■ Work required:
Work out how many lines in the listing below include the word "What"; answer with the number alone.

"""

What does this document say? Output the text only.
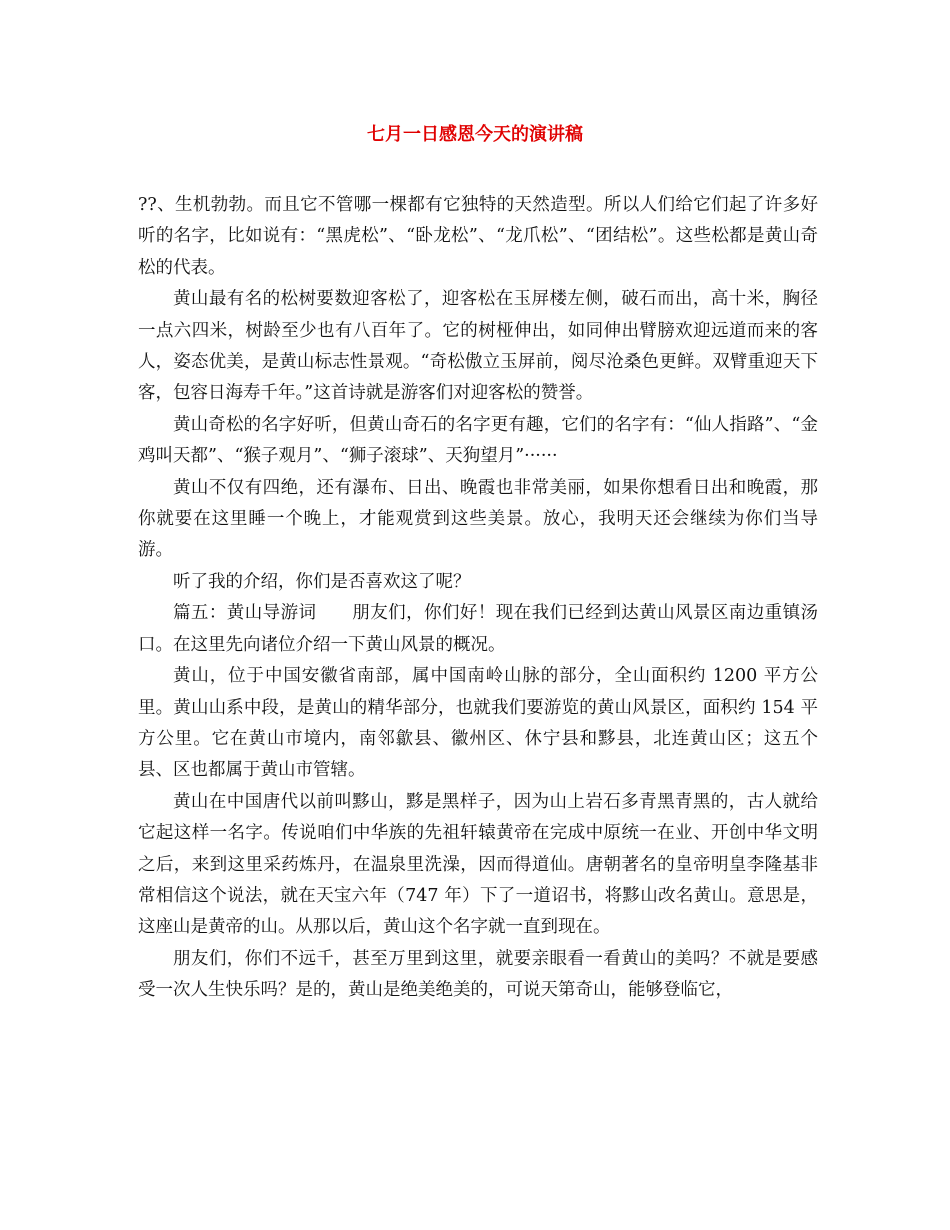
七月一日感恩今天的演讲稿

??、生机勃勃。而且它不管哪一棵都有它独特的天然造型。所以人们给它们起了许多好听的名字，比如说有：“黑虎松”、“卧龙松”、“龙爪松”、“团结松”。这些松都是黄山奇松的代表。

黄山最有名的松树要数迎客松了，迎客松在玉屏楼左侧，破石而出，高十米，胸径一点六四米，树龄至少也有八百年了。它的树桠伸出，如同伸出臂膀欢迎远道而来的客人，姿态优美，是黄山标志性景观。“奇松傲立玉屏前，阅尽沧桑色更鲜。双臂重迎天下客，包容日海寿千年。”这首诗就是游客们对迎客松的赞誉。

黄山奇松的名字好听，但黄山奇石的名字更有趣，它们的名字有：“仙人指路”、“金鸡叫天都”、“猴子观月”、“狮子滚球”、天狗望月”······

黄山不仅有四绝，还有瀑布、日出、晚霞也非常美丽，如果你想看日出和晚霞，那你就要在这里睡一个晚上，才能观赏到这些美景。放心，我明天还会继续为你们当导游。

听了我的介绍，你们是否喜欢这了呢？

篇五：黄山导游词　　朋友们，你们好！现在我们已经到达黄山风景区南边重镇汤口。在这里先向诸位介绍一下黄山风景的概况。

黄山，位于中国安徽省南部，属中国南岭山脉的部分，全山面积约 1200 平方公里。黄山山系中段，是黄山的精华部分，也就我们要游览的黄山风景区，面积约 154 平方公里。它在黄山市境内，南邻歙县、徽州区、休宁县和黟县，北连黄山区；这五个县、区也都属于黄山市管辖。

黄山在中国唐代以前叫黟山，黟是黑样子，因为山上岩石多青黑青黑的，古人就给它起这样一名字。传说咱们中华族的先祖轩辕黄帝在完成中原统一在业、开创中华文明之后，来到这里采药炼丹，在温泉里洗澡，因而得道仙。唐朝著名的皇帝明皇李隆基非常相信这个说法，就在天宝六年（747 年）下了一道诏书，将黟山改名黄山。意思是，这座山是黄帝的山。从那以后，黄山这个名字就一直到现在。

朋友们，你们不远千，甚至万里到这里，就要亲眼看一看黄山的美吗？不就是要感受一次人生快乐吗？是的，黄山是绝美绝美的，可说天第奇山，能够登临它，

"""
"""

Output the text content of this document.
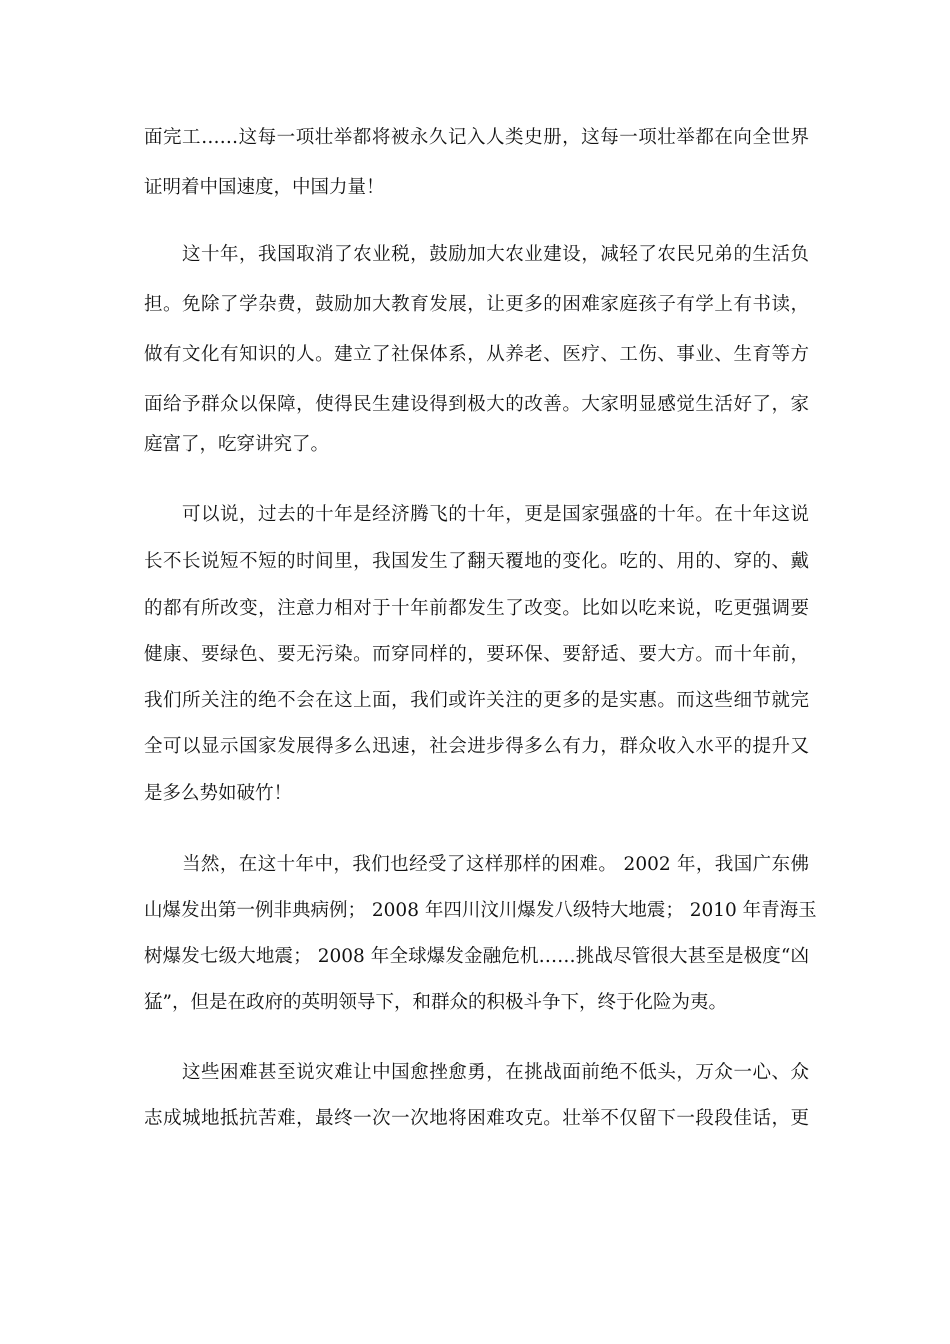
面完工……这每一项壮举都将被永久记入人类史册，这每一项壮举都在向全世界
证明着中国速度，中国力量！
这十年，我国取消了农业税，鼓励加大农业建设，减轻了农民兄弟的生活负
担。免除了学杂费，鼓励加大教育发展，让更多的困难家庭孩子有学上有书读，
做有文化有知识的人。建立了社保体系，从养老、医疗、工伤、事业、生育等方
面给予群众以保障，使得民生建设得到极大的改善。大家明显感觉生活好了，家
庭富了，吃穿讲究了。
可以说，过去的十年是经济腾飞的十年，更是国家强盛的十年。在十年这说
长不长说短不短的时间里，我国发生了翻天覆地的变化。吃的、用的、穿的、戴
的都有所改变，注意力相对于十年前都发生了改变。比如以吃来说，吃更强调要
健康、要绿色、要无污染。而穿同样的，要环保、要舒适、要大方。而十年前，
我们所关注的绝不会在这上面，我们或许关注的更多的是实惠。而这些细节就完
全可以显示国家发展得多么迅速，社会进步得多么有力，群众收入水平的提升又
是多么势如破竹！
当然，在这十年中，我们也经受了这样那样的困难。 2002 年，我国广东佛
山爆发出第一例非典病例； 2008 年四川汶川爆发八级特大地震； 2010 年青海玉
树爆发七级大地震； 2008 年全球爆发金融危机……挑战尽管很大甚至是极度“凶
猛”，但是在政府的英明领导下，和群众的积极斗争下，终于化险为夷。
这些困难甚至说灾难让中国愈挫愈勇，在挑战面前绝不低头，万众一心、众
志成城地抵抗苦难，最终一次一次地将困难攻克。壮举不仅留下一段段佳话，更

"""
"""

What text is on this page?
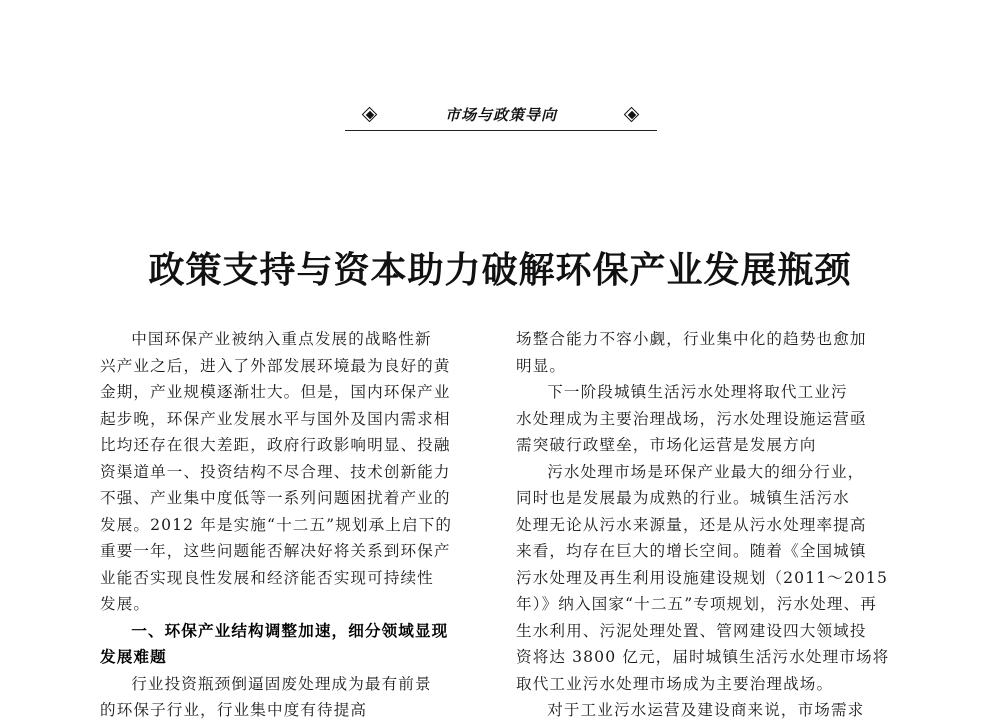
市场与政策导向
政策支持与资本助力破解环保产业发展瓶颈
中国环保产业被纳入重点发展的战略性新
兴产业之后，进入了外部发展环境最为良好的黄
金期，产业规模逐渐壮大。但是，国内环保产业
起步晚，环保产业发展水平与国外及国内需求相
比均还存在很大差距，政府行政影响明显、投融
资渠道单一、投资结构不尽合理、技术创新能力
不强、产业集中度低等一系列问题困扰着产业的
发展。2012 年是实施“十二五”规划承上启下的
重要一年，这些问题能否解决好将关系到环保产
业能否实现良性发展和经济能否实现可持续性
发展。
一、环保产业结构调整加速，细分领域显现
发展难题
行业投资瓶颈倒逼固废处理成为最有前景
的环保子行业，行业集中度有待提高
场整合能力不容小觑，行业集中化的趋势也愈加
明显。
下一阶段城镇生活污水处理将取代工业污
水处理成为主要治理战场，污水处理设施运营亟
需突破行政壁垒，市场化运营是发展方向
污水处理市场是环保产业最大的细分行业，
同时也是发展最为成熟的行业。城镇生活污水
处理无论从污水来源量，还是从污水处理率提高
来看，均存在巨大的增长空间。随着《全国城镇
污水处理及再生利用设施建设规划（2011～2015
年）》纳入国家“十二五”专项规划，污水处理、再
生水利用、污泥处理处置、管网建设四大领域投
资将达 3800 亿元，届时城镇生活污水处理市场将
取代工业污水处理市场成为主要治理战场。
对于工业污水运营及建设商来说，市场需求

"""

■ Answer to the task:
2